** Opening Excerpt block **

The ‘Fuel of Hope’ Is Bug Spray

How do you get one group of people who looks at the evidence and sees contamination, while another decides “The data conclusively prove that the Sasquatch exists”? To find out, we went through the papers data carefully…


via How the attempt to sequence “Bigfoot’s genome” went badly off track | Ars Technica.


A simpler explanation might be, you know, that one of the groups is bonkers.


The key problem with “sequencing Bigfoot’s genome” is, of course, that there is no such thing as Bigfoot. But an attendant problem stems from the current mania for crime-themed entertainment. Anyone who watches television for more than a few minutes could be forgiven for believing that police investigators can solve any mystery, just so long as they can collect enough schmutz from the right places. Whatever else, that is just gross.

** Closing Excerpt block **

▸ **Task to carry out**
Transcribe the part of the Bigfoot genome post starting with "The ‘Fuel of" and going on through "track | Ars Technica.".

** Opening Listed records block **

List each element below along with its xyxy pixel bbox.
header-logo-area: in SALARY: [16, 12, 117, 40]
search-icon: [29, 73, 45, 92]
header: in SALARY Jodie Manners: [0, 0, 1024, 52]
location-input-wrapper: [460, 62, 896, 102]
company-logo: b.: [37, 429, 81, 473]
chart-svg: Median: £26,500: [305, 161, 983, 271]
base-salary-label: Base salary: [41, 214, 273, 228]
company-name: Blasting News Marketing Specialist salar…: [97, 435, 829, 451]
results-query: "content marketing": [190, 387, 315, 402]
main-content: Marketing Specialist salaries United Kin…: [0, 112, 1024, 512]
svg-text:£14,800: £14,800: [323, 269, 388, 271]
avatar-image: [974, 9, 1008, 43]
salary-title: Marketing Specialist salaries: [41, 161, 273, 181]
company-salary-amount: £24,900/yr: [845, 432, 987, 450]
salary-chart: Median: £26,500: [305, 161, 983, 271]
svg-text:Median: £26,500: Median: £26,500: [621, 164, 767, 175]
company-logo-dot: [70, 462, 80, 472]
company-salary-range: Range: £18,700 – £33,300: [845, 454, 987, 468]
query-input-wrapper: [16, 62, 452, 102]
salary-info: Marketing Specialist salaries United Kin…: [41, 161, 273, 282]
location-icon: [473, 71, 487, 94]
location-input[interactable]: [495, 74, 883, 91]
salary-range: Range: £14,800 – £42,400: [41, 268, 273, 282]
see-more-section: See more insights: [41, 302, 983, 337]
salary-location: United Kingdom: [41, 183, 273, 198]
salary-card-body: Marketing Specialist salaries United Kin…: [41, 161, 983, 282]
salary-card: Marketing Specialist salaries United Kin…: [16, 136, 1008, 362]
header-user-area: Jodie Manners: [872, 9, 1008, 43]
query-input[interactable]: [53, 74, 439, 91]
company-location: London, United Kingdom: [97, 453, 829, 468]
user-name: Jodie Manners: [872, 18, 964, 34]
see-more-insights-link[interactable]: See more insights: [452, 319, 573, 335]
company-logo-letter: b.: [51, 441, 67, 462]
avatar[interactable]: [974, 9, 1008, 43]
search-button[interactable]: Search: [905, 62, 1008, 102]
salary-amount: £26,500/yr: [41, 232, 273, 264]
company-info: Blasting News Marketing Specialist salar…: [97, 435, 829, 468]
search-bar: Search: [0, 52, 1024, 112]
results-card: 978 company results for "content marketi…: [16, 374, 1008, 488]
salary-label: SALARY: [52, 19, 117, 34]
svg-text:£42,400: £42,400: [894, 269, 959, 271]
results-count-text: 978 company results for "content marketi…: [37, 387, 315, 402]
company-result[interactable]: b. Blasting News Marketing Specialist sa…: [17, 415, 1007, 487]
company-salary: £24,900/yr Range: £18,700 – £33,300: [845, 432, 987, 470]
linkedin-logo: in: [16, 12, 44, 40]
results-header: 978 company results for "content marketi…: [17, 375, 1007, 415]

** Closing Listed records block **

▸ **Answer to the problem**
The ‘Fuel of Hope’ Is Bug Spray

How do you get one group of people who looks at the evidence and sees contamination, while another decides “The data conclusively prove that the Sasquatch exists”? To find out, we went through the papers data carefully…


via How the attempt to sequence “Bigfoot’s genome” went badly off track | Ars Technica.